*What you should do:*
Count every line in the following entries where the word "image" appears. Give the count alone.

────────────────────

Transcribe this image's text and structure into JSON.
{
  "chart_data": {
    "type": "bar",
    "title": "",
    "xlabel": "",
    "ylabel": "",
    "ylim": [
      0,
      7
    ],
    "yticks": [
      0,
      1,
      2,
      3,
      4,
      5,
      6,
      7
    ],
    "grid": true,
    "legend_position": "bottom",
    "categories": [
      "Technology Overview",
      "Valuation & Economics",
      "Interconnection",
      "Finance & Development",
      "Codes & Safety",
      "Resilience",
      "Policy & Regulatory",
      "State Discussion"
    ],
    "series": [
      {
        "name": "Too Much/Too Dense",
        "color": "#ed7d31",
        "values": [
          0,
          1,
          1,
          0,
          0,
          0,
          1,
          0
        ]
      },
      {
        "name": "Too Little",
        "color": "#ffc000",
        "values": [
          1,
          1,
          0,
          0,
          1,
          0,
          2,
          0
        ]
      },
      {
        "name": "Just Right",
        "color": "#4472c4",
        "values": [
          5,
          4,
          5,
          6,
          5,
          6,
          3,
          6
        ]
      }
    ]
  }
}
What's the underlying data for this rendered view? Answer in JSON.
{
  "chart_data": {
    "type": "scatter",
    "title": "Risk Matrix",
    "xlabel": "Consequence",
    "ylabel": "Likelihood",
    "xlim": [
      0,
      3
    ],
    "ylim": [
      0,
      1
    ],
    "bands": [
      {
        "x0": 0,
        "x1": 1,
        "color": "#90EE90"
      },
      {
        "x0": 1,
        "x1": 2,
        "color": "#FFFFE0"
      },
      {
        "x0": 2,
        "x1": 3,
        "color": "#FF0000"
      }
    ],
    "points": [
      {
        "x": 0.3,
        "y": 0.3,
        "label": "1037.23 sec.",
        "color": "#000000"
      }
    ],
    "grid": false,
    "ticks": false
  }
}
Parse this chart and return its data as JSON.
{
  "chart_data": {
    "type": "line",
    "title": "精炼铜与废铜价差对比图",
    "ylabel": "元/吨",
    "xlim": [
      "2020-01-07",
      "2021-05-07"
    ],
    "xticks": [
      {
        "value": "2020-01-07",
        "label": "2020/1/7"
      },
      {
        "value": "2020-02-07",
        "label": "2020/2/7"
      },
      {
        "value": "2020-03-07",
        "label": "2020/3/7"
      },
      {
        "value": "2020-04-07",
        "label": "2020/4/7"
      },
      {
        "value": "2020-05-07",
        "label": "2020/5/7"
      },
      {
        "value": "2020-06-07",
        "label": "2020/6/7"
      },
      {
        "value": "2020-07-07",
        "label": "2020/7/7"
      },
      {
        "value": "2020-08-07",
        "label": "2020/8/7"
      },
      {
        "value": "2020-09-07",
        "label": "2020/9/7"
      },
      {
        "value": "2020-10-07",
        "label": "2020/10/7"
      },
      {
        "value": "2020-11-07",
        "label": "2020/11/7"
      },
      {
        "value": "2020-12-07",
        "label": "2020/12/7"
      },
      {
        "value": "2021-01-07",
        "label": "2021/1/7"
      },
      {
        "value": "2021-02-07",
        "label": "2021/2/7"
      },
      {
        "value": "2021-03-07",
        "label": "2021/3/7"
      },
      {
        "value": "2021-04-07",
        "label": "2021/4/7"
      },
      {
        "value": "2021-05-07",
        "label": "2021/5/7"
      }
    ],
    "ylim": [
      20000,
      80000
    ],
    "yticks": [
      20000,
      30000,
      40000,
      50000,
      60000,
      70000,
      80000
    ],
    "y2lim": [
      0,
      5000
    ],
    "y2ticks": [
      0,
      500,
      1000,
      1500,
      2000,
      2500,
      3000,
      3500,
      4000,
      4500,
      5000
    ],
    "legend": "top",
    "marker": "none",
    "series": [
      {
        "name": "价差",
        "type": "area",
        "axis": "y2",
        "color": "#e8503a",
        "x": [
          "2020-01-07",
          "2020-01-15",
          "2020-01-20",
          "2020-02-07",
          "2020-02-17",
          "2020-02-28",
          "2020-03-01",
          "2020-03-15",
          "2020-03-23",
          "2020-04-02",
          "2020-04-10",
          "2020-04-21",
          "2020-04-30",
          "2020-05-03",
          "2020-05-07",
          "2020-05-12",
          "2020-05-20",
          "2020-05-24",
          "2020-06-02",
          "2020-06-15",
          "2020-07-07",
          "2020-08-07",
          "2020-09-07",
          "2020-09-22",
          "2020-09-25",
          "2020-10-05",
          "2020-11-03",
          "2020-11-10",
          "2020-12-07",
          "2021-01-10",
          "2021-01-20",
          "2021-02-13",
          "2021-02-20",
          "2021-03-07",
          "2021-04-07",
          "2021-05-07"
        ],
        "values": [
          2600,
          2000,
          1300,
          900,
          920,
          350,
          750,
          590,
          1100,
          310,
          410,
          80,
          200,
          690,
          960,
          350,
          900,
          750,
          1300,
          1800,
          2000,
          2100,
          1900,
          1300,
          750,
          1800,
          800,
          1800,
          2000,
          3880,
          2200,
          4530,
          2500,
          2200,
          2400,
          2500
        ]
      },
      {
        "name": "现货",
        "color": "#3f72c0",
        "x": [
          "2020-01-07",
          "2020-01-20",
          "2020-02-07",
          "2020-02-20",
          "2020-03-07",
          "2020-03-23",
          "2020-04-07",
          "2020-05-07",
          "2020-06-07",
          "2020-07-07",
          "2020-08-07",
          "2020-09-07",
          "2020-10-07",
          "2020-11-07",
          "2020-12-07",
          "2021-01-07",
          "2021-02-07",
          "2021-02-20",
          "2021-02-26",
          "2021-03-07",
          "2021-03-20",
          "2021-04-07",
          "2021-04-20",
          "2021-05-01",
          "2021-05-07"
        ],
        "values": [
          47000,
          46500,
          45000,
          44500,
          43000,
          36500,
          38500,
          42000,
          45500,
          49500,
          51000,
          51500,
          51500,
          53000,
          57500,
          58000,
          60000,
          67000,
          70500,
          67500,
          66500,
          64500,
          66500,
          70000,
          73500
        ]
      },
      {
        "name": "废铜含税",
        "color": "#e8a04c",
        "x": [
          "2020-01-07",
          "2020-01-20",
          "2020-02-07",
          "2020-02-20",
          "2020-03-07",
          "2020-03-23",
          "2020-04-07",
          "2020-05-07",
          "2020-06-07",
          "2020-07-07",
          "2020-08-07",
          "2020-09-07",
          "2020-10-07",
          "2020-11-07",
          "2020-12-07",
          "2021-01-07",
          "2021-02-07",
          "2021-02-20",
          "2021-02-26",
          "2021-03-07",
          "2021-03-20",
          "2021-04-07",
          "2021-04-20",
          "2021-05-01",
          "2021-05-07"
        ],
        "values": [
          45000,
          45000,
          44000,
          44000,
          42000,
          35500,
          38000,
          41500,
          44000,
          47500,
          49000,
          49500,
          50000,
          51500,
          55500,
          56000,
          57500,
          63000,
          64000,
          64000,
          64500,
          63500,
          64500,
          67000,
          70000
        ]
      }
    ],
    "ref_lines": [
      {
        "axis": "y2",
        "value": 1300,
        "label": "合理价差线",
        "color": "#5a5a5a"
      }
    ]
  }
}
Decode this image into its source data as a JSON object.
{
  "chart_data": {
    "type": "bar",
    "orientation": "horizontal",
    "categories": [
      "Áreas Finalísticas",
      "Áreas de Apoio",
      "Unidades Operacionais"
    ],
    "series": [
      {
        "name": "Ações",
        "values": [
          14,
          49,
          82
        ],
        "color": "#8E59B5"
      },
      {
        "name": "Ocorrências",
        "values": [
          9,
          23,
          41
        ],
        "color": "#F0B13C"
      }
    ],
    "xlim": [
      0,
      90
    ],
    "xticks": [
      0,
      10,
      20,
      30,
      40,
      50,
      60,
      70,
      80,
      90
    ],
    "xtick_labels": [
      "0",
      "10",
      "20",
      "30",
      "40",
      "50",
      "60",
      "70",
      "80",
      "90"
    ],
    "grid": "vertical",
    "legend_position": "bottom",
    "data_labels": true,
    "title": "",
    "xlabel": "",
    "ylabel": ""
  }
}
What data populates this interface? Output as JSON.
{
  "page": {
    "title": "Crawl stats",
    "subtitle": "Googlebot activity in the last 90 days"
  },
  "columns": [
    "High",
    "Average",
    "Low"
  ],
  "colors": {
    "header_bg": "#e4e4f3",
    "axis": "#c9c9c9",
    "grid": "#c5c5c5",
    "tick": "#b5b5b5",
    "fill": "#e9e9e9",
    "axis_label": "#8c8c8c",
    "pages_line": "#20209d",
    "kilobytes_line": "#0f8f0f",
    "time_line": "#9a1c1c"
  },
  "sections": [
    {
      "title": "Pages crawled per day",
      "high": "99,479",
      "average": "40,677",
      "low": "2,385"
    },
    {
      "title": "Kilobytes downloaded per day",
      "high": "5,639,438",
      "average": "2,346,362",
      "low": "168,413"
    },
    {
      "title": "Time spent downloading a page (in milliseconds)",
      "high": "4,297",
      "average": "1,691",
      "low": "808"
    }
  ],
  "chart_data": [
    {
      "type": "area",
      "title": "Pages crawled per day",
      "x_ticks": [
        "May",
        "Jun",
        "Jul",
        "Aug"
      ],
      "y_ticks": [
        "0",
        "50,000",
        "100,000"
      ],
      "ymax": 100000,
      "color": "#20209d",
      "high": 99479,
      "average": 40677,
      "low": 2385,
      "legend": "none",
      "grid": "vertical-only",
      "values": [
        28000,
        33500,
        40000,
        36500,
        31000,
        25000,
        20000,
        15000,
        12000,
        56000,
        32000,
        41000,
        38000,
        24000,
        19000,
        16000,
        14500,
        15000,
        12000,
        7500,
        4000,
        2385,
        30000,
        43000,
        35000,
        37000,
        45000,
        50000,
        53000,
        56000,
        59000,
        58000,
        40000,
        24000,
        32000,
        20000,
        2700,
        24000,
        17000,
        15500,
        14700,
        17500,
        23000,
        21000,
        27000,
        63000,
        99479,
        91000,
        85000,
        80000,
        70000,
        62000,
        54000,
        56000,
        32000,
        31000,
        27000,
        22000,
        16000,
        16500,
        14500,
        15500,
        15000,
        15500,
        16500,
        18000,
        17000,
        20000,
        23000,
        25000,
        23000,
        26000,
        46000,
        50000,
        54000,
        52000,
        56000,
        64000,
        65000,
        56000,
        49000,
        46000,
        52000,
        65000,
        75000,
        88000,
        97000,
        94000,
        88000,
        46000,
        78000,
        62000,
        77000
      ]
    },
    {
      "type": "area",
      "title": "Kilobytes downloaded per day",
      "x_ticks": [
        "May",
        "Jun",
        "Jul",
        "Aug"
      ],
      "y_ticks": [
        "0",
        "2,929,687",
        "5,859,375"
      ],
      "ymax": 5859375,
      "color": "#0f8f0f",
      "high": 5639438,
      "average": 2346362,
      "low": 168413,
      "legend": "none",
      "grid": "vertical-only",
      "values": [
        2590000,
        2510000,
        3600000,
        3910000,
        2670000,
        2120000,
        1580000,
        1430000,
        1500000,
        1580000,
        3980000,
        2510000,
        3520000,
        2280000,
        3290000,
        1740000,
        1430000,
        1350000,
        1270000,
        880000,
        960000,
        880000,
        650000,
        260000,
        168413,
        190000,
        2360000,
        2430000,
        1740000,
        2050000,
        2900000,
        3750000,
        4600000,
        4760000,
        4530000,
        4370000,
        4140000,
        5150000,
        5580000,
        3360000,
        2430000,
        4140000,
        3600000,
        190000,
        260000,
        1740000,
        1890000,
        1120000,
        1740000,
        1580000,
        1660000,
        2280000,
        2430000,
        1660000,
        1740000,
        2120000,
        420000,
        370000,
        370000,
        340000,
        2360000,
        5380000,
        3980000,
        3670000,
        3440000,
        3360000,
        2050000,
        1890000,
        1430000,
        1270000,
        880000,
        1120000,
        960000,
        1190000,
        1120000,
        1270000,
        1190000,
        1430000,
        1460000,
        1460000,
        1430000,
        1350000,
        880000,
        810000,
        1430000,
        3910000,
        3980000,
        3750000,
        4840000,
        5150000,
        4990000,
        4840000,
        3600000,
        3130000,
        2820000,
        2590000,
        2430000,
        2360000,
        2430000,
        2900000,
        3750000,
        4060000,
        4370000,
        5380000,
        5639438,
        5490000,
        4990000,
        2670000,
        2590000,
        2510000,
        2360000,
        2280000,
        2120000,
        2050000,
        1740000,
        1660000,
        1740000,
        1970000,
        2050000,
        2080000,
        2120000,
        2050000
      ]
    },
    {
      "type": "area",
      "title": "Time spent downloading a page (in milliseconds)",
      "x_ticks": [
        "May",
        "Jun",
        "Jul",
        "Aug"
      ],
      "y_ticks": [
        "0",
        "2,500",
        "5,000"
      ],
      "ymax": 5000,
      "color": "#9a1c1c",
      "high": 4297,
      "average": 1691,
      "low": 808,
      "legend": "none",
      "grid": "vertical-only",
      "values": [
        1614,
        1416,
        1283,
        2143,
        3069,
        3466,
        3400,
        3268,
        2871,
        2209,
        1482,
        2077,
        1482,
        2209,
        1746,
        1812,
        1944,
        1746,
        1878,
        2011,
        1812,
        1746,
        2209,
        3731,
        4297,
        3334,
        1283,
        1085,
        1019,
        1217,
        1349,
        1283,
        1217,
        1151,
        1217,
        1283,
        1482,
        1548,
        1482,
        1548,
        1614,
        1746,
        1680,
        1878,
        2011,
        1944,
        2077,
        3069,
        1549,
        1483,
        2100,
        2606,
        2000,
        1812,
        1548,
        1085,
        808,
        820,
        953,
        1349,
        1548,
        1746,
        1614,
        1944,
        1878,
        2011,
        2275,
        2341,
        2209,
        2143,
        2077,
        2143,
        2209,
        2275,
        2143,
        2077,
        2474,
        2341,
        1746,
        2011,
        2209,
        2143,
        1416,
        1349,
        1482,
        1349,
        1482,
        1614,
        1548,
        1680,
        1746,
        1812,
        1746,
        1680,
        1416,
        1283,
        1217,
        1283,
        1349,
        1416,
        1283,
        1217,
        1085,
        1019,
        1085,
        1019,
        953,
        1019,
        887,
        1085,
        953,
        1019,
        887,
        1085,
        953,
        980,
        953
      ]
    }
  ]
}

────────────────────

*Written solution:*
2